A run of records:
______________________________

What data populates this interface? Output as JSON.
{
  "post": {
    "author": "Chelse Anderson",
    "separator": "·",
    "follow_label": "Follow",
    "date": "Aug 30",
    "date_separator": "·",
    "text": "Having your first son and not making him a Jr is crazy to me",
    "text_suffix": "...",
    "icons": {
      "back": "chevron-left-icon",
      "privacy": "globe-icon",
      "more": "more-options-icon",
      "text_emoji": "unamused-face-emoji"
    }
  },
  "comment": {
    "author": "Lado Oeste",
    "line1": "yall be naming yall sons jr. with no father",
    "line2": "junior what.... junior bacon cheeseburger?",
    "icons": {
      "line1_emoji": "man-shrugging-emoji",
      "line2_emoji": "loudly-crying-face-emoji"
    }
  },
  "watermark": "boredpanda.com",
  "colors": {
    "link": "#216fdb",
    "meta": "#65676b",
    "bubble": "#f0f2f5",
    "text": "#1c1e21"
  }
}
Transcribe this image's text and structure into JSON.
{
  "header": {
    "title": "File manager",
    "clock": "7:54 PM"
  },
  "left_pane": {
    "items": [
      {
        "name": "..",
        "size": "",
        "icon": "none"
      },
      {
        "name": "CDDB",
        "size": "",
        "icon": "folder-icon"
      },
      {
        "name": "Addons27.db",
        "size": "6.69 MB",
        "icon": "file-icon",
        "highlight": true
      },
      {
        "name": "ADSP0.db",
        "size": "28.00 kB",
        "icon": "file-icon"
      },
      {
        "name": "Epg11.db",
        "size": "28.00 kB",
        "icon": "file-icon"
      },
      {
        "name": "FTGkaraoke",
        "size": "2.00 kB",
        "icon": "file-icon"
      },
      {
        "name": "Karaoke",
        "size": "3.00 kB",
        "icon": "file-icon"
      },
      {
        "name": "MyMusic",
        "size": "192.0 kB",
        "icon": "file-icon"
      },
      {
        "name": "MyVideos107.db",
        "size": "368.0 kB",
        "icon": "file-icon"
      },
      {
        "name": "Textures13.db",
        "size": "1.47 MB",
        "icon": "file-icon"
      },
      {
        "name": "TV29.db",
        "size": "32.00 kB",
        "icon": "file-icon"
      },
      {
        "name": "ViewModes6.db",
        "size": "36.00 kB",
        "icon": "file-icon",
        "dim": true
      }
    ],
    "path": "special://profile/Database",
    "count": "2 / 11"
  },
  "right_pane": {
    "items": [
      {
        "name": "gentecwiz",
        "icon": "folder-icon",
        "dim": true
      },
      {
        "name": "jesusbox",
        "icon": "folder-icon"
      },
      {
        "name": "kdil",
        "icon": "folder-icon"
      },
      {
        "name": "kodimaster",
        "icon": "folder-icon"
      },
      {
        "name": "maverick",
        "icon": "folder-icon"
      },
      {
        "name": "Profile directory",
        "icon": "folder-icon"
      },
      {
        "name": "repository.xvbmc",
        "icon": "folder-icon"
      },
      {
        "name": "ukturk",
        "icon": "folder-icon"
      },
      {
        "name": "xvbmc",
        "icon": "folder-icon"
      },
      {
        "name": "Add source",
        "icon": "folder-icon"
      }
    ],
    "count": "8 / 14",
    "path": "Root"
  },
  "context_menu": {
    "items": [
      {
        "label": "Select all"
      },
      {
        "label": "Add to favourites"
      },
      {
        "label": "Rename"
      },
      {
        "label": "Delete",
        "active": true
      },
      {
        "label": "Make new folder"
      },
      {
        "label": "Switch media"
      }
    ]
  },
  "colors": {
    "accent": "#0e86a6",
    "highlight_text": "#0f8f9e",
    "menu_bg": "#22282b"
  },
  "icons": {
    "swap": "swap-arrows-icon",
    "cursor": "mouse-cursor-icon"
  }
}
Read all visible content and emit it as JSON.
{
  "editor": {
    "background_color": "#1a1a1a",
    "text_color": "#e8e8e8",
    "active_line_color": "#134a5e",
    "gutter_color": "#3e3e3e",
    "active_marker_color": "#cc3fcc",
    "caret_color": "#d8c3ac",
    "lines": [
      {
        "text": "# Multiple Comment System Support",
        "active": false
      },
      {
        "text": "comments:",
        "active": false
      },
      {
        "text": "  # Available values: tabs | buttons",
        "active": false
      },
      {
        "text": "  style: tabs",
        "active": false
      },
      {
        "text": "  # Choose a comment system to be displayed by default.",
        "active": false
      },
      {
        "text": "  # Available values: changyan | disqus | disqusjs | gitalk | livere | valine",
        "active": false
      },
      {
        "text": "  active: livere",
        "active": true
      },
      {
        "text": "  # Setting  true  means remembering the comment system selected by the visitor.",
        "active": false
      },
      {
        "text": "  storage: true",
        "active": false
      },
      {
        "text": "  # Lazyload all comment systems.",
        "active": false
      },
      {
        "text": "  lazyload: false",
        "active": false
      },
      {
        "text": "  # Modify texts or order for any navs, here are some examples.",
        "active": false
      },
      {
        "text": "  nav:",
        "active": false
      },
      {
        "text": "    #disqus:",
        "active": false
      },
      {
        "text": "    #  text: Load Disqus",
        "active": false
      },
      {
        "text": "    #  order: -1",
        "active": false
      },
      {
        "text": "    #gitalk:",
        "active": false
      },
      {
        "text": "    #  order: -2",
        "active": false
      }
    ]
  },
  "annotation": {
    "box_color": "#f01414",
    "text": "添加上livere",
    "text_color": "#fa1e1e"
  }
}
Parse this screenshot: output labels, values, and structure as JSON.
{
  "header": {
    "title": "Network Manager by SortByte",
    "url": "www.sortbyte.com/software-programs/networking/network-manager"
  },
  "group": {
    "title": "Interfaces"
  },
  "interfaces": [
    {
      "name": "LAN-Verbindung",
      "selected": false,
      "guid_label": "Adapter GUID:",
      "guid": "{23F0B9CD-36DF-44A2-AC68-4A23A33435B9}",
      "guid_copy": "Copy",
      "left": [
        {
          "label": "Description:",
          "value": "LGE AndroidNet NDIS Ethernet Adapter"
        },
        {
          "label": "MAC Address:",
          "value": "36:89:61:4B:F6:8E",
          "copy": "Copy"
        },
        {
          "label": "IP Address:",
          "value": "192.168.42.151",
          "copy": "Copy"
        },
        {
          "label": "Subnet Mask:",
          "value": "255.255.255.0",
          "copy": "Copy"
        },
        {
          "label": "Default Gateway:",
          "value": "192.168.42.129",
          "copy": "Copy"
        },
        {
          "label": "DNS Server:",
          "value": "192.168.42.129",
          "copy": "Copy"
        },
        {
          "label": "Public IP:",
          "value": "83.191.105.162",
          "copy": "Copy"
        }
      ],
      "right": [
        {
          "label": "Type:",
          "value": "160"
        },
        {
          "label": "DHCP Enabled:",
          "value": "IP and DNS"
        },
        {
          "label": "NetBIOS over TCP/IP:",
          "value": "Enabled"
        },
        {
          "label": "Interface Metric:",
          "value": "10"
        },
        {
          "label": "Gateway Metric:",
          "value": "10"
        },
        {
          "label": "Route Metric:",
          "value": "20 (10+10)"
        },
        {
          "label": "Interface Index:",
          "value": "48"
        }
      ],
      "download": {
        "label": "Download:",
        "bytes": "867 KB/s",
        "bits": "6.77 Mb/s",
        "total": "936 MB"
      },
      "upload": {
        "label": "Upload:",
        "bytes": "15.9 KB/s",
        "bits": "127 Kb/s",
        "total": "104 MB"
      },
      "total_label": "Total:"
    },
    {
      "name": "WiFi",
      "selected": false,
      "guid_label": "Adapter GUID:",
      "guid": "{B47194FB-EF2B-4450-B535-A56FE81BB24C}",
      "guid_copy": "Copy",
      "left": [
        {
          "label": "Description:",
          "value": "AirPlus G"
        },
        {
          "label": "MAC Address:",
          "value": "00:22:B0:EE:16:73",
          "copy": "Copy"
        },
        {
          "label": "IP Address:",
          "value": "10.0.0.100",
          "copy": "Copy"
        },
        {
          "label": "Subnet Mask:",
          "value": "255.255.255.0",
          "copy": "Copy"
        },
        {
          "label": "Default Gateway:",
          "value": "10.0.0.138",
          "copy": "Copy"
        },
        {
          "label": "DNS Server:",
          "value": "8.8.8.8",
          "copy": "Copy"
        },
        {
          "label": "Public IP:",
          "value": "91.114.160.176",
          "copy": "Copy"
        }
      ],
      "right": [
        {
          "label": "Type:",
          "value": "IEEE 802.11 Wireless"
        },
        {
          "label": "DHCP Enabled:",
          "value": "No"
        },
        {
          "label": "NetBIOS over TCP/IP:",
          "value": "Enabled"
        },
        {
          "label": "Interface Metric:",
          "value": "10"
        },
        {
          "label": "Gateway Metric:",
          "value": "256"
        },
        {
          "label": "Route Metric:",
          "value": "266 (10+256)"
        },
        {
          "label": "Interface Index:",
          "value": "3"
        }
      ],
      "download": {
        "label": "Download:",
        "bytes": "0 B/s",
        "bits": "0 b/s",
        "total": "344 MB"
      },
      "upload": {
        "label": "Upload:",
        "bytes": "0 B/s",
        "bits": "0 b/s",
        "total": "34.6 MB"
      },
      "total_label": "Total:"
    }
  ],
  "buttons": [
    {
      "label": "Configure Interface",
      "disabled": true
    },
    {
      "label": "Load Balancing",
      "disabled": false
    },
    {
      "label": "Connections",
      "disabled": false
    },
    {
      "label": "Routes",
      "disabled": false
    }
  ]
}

______________________________

▶ **TASK DESCRIPTION**: Copy all lines from the material that include "bytes".

▶ **RESPONSE TO THIS EXERCISE**:
        "bytes": "867 KB/s",
        "bytes": "15.9 KB/s",
        "bytes": "0 B/s",
        "bytes": "0 B/s",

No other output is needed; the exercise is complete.